Task description
Repeat the records in full and exactly, omitting pictures.

[Dataset records on visual material]
────────
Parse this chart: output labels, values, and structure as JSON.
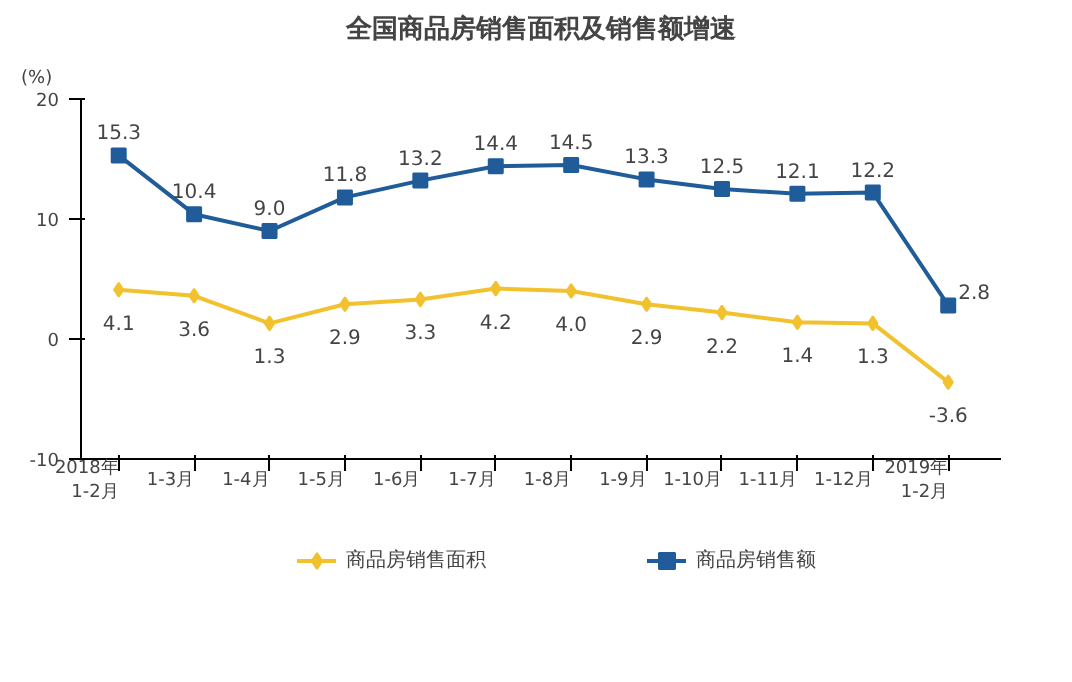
{
  "chart_data": {
    "type": "line",
    "title": "全国商品房销售面积及销售额增速",
    "ylabel": "(%)",
    "categories": [
      "2018年\n1-2月",
      "1-3月",
      "1-4月",
      "1-5月",
      "1-6月",
      "1-7月",
      "1-8月",
      "1-9月",
      "1-10月",
      "1-11月",
      "1-12月",
      "2019年\n1-2月"
    ],
    "series": [
      {
        "name": "商品房销售面积",
        "color": "#f2c12e",
        "marker": "diamond",
        "values": [
          4.1,
          3.6,
          1.3,
          2.9,
          3.3,
          4.2,
          4.0,
          2.9,
          2.2,
          1.4,
          1.3,
          -3.6
        ],
        "value_labels": [
          "4.1",
          "3.6",
          "1.3",
          "2.9",
          "3.3",
          "4.2",
          "4.0",
          "2.9",
          "2.2",
          "1.4",
          "1.3",
          "-3.6"
        ]
      },
      {
        "name": "商品房销售额",
        "color": "#1f5c99",
        "marker": "square",
        "values": [
          15.3,
          10.4,
          9.0,
          11.8,
          13.2,
          14.4,
          14.5,
          13.3,
          12.5,
          12.1,
          12.2,
          2.8
        ],
        "value_labels": [
          "15.3",
          "10.4",
          "9.0",
          "11.8",
          "13.2",
          "14.4",
          "14.5",
          "13.3",
          "12.5",
          "12.1",
          "12.2",
          "2.8"
        ]
      }
    ],
    "ylim": [
      -10,
      20
    ],
    "yticks": [
      -10,
      0,
      10,
      20
    ],
    "grid": false,
    "legend": "bottom",
    "data_labels": true,
    "line_style": "solid"
  }
}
────────
Response to the task
Parse this chart: output labels, values, and structure as JSON.
{
  "chart_data": {
    "type": "line",
    "title": "全国商品房销售面积及销售额增速",
    "ylabel": "(%)",
    "categories": [
      "2018年\n1-2月",
      "1-3月",
      "1-4月",
      "1-5月",
      "1-6月",
      "1-7月",
      "1-8月",
      "1-9月",
      "1-10月",
      "1-11月",
      "1-12月",
      "2019年\n1-2月"
    ],
    "series": [
      {
        "name": "商品房销售面积",
        "color": "#f2c12e",
        "marker": "diamond",
        "values": [
          4.1,
          3.6,
          1.3,
          2.9,
          3.3,
          4.2,
          4.0,
          2.9,
          2.2,
          1.4,
          1.3,
          -3.6
        ],
        "value_labels": [
          "4.1",
          "3.6",
          "1.3",
          "2.9",
          "3.3",
          "4.2",
          "4.0",
          "2.9",
          "2.2",
          "1.4",
          "1.3",
          "-3.6"
        ]
      },
      {
        "name": "商品房销售额",
        "color": "#1f5c99",
        "marker": "square",
        "values": [
          15.3,
          10.4,
          9.0,
          11.8,
          13.2,
          14.4,
          14.5,
          13.3,
          12.5,
          12.1,
          12.2,
          2.8
        ],
        "value_labels": [
          "15.3",
          "10.4",
          "9.0",
          "11.8",
          "13.2",
          "14.4",
          "14.5",
          "13.3",
          "12.5",
          "12.1",
          "12.2",
          "2.8"
        ]
      }
    ],
    "ylim": [
      -10,
      20
    ],
    "yticks": [
      -10,
      0,
      10,
      20
    ],
    "grid": false,
    "legend": "bottom",
    "data_labels": true,
    "line_style": "solid"
  }
}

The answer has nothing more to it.